#### SHORT PROBLEM
Identify every line in the records below that contains the word "cos²", and reproduce each one.

#### Extracted records
------------------------

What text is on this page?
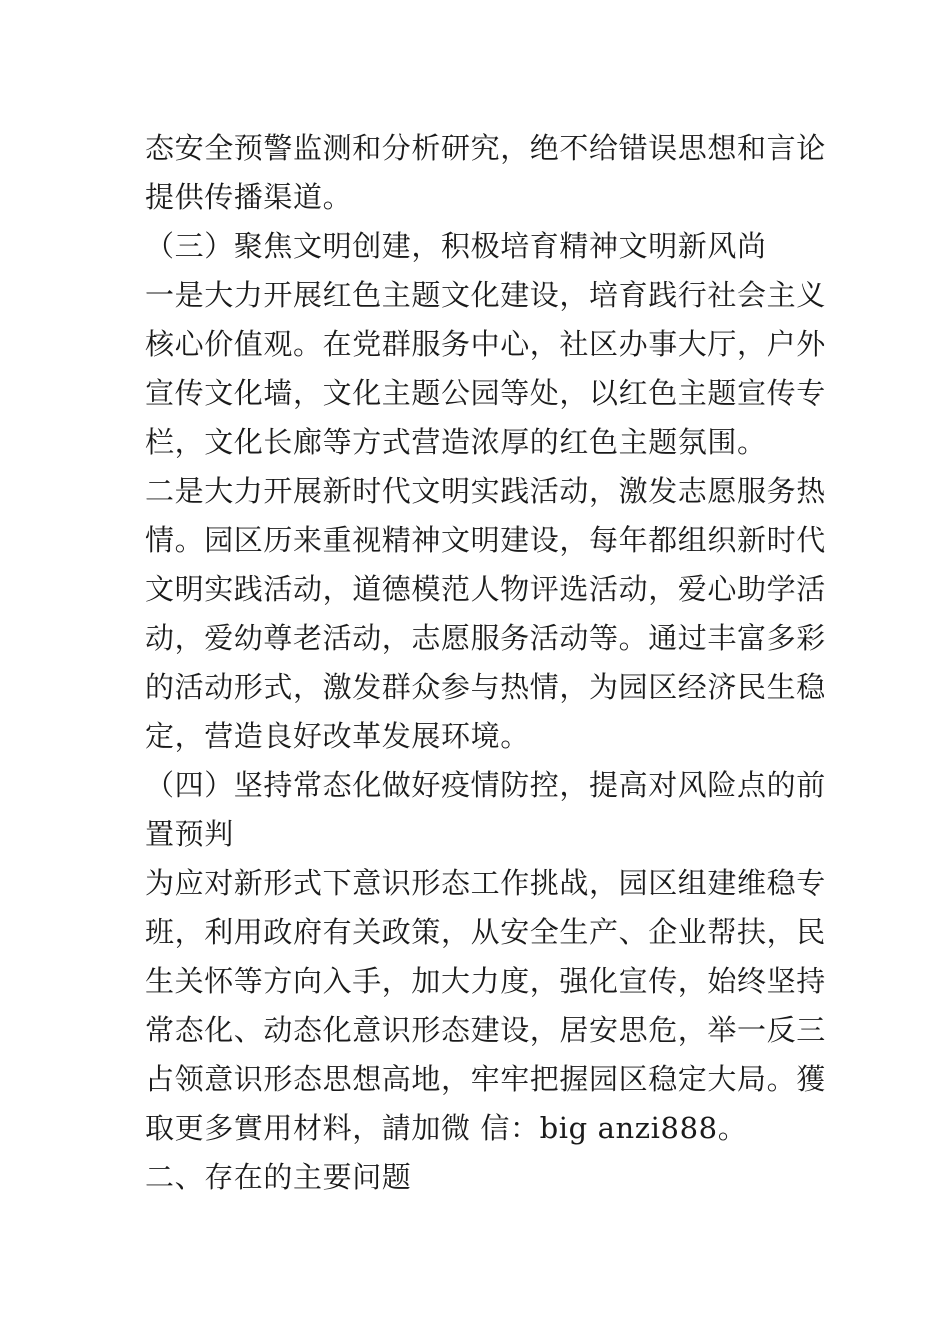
态安全预警监测和分析研究，绝不给错误思想和言论
提供传播渠道。
（三）聚焦文明创建，积极培育精神文明新风尚
一是大力开展红色主题文化建设，培育践行社会主义
核心价值观。在党群服务中心，社区办事大厅，户外
宣传文化墙，文化主题公园等处，以红色主题宣传专
栏，文化长廊等方式营造浓厚的红色主题氛围。
二是大力开展新时代文明实践活动，激发志愿服务热
情。园区历来重视精神文明建设，每年都组织新时代
文明实践活动，道德模范人物评选活动，爱心助学活
动，爱幼尊老活动，志愿服务活动等。通过丰富多彩
的活动形式，激发群众参与热情，为园区经济民生稳
定，营造良好改革发展环境。
（四）坚持常态化做好疫情防控，提高对风险点的前
置预判
为应对新形式下意识形态工作挑战，园区组建维稳专
班，利用政府有关政策，从安全生产、企业帮扶，民
生关怀等方向入手，加大力度，强化宣传，始终坚持
常态化、动态化意识形态建设，居安思危，举一反三
占领意识形态思想高地，牢牢把握园区稳定大局。獲
取更多實用材料，請加微 信：big anzi888。
二、存在的主要问题
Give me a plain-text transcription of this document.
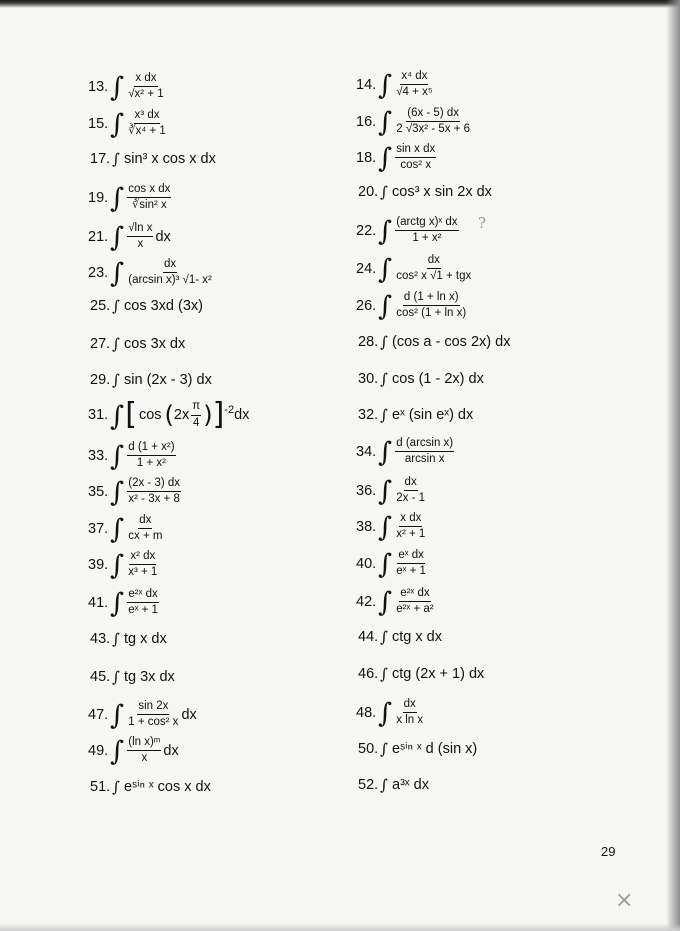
13. ∫ $\frac{\text{x dx}}{\text{√x² + 1}}$
15. ∫ $\frac{\text{x³ dx}}{\text{∛x⁴ + 1}}$
17. ∫ sin³ x cos x dx
19. ∫ $\frac{\text{cos x dx}}{\text{∛sin² x}}$
21. ∫ $\frac{\text{√ln x}}{x}$ dx
23. ∫ $\frac{dx}{\text{(arcsin x)³ √1- x²}}$
25. ∫ cos 3xd (3x)
27. ∫ cos 3x dx
29. ∫ sin (2x - 3) dx
31. ∫ [ cos ( $2x \frac{\pi}{4}$ ) ]$^{-2}$ dx
33. ∫ $\frac{\text{d (1 + x²)}}{\text{1 + x²}}$
35. ∫ $\frac{(2x - 3) dx}{\text{x² - 3x + 8}}$
37. ∫ $\frac{dx}{cx + m}$
39. ∫ $\frac{\text{x² dx}}{\text{x³ + 1}}$
41. ∫ $\frac{\text{e²ˣ dx}}{\text{eˣ + 1}}$
43. ∫ tg x dx
45. ∫ tg 3x dx
47. ∫ $\frac{\sin 2x}{\text{1 + cos² x}}$ dx
49. ∫ $\frac{\text{(ln x)ᵐ}}{x}$ dx
51. ∫ eˢⁱⁿ ˣ cos x dx
14. ∫ $\frac{\text{x⁴ dx}}{\text{√4 + x⁵}}$
16. ∫ $\frac{(6x - 5) dx}{\text{2 √3x² - 5x + 6}}$
18. ∫ $\frac{\text{sin x dx}}{\text{cos² x}}$
20. ∫ cos³ x sin 2x dx
22. ∫ $\frac{\text{(arctg x)ˣ dx}}{\text{1 + x²}}$ ?
24. ∫ $\frac{dx}{\text{cos² x √1 + tgx}}$
26. ∫ $\frac{\text{d (1 + ln x)}}{\text{cos² (1 + ln x)}}$
28. ∫ (cos a - cos 2x) dx
30. ∫ cos (1 - 2x) dx
32. ∫ eˣ (sin eˣ) dx
34. ∫ $\frac{\text{d (arcsin x)}}{\text{arcsin x}}$
36. ∫ $\frac{dx}{2x - 1}$
38. ∫ $\frac{\text{x dx}}{\text{x² + 1}}$
40. ∫ $\frac{\text{eˣ dx}}{\text{eˣ + 1}}$
42. ∫ $\frac{\text{e²ˣ dx}}{\text{e²ˣ + a²}}$
44. ∫ ctg x dx
46. ∫ ctg (2x + 1) dx
48. ∫ $\frac{dx}{\text{x ln x}}$
50. ∫ eˢⁱⁿ ˣ d (sin x)
52. ∫ a³ˣ dx
29
×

------------------------

#### FINISHED TASK
47. ∫ $\frac{\sin 2x}{\text{1 + cos² x}}$ dx
18. ∫ $\frac{\text{sin x dx}}{\text{cos² x}}$
24. ∫ $\frac{dx}{\text{cos² x √1 + tgx}}$
26. ∫ $\frac{\text{d (1 + ln x)}}{\text{cos² (1 + ln x)}}$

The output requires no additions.